Task
Scan the data. Collect each line that contains the word "emphasis".

Data supplied
"""
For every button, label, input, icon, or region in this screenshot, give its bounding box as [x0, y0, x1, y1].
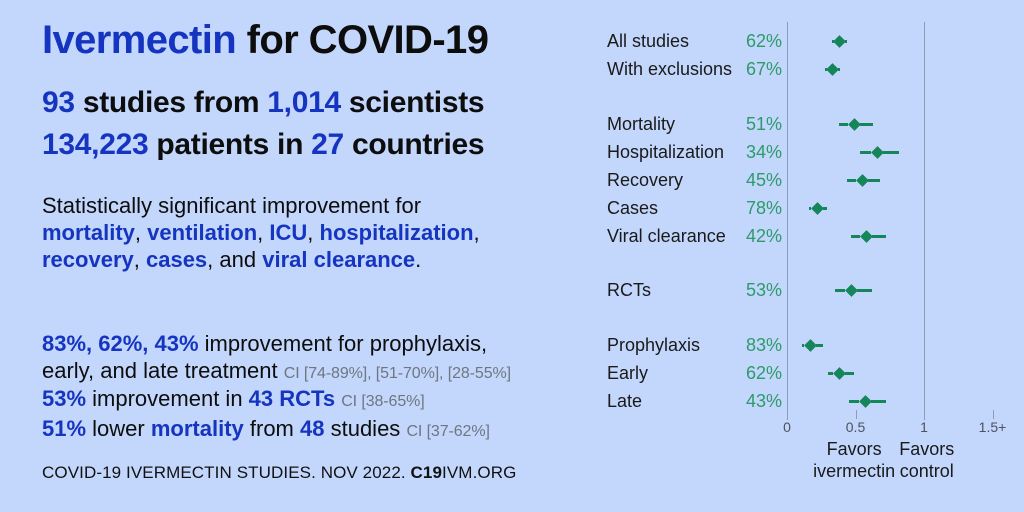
forest-plot-row: Recovery45% [596, 167, 1024, 193]
forest-plot-row: Mortality51% [596, 111, 1024, 137]
source-footer: COVID-19 IVERMECTIN STUDIES. NOV 2022. C… [42, 463, 516, 483]
axis-tick-label: 0.5 [832, 419, 880, 435]
confidence-interval-left [849, 400, 859, 403]
scientists-count: 1,014 [267, 86, 341, 119]
favors-control-label-line2: control [862, 460, 992, 482]
row-improvement-pct: 78% [596, 195, 782, 221]
row-improvement-pct: 53% [596, 277, 782, 303]
point-estimate-diamond [845, 284, 858, 297]
outcome-mortality: mortality [42, 220, 135, 245]
confidence-interval-right [883, 151, 899, 154]
forest-plot-row: All studies62% [596, 28, 1024, 54]
row-improvement-pct: 43% [596, 388, 782, 414]
point-estimate-diamond [833, 35, 846, 48]
rcts-ci: CI [38-65%] [341, 393, 424, 410]
row-improvement-pct: 83% [596, 332, 782, 358]
treatment-ci: CI [74-89%], [51-70%], [28-55%] [284, 365, 511, 382]
confidence-interval-right [816, 344, 822, 347]
row-improvement-pct: 67% [596, 56, 782, 82]
treatment-text-2: early, and late treatment [42, 358, 278, 383]
footer-brand: C19 [411, 463, 443, 482]
forest-plot: All studies62%With exclusions67%Mortalit… [596, 0, 1024, 512]
confidence-interval-left [839, 123, 848, 126]
treatment-values: 83%, 62%, 43% [42, 331, 199, 356]
forest-plot-row: Early62% [596, 360, 1024, 386]
footer-text: COVID-19 IVERMECTIN STUDIES. NOV 2022. [42, 463, 411, 482]
axis-tick-label: 1.5+ [969, 419, 1017, 435]
favors-control-label-line1: Favors [862, 438, 992, 460]
mortality-tail: studies [324, 416, 400, 441]
confidence-interval-right [868, 179, 880, 182]
text-panel: Ivermectin for COVID-19 93 studies from … [0, 0, 596, 512]
confidence-interval-right [860, 123, 873, 126]
row-improvement-pct: 42% [596, 223, 782, 249]
row-improvement-pct: 51% [596, 111, 782, 137]
mortality-study-count: 48 [300, 416, 324, 441]
page-title: Ivermectin for COVID-19 [42, 20, 488, 60]
outcome-cases: cases [146, 247, 207, 272]
infographic-root: Ivermectin for COVID-19 93 studies from … [0, 0, 1024, 512]
point-estimate-diamond [833, 367, 846, 380]
stats-line-studies: 93 studies from 1,014 scientists [42, 88, 484, 118]
confidence-interval-left [860, 151, 872, 154]
forest-plot-row: RCTs53% [596, 277, 1024, 303]
significant-period: . [415, 247, 421, 272]
significant-connector: and [219, 247, 256, 272]
patients-tail: countries [344, 128, 484, 161]
countries-count: 27 [311, 128, 344, 161]
mortality-emphasis: mortality [151, 416, 244, 441]
mortality-mid-2: from [244, 416, 300, 441]
outcome-hospitalization: hospitalization [320, 220, 474, 245]
stats-line-patients: 134,223 patients in 27 countries [42, 130, 484, 160]
row-improvement-pct: 62% [596, 360, 782, 386]
footer-domain: IVM.ORG [442, 463, 516, 482]
confidence-interval-right [871, 400, 886, 403]
axis-tick-label: 1 [900, 419, 948, 435]
outcome-viral-clearance: viral clearance [262, 247, 415, 272]
forest-plot-row: Cases78% [596, 195, 1024, 221]
axis-tick [924, 410, 925, 419]
point-estimate-diamond [826, 63, 839, 76]
point-estimate-diamond [856, 174, 869, 187]
forest-plot-row: Prophylaxis83% [596, 332, 1024, 358]
outcome-icu: ICU [269, 220, 307, 245]
studies-count: 93 [42, 86, 75, 119]
axis-tick [993, 410, 994, 419]
favors-control-label: Favorscontrol [862, 438, 992, 482]
point-estimate-diamond [811, 202, 824, 215]
confidence-interval-right [845, 372, 854, 375]
forest-plot-row: With exclusions67% [596, 56, 1024, 82]
paragraph-significant-outcomes: Statistically significant improvement fo… [42, 192, 480, 273]
forest-plot-row: Late43% [596, 388, 1024, 414]
axis-tick [787, 410, 788, 419]
studies-mid: studies from [75, 86, 268, 119]
line-rcts: 53% improvement in 43 RCTs CI [38-65%] [42, 385, 490, 415]
forest-plot-row: Viral clearance42% [596, 223, 1024, 249]
title-rest: for COVID-19 [236, 18, 488, 62]
point-estimate-diamond [860, 230, 873, 243]
confidence-interval-right [872, 235, 885, 238]
rcts-emphasis: 43 RCTs [249, 386, 335, 411]
point-estimate-diamond [859, 395, 872, 408]
forest-plot-row: Hospitalization34% [596, 139, 1024, 165]
axis-tick-label: 0 [763, 419, 811, 435]
line-mortality: 51% lower mortality from 48 studies CI [… [42, 415, 490, 445]
confidence-interval-left [851, 235, 860, 238]
studies-tail: scientists [341, 86, 484, 119]
point-estimate-diamond [848, 118, 861, 131]
paragraph-rcts-and-mortality: 53% improvement in 43 RCTs CI [38-65%] 5… [42, 385, 490, 445]
confidence-interval-left [835, 289, 845, 292]
mortality-pct: 51% [42, 416, 86, 441]
outcome-ventilation: ventilation [147, 220, 257, 245]
rcts-mid: improvement in [86, 386, 249, 411]
paragraph-treatment-stages: 83%, 62%, 43% improvement for prophylaxi… [42, 330, 511, 387]
outcome-recovery: recovery [42, 247, 134, 272]
significant-lead: Statistically significant improvement fo… [42, 193, 421, 218]
confidence-interval-right [857, 289, 872, 292]
patients-mid: patients in [148, 128, 311, 161]
title-emphasis: Ivermectin [42, 18, 236, 62]
point-estimate-diamond [871, 146, 884, 159]
confidence-interval-left [847, 179, 856, 182]
rcts-pct: 53% [42, 386, 86, 411]
mortality-ci: CI [37-62%] [406, 423, 489, 440]
patients-count: 134,223 [42, 128, 148, 161]
row-improvement-pct: 62% [596, 28, 782, 54]
treatment-text-1: improvement for prophylaxis, [199, 331, 488, 356]
mortality-mid-1: lower [86, 416, 151, 441]
row-improvement-pct: 45% [596, 167, 782, 193]
point-estimate-diamond [804, 339, 817, 352]
row-improvement-pct: 34% [596, 139, 782, 165]
axis-tick [856, 410, 857, 419]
"""
Solution for this exercise
mortality-emphasis: mortality [151, 416, 244, 441]
rcts-emphasis: 43 RCTs [249, 386, 335, 411]
title-emphasis: Ivermectin [42, 18, 236, 62]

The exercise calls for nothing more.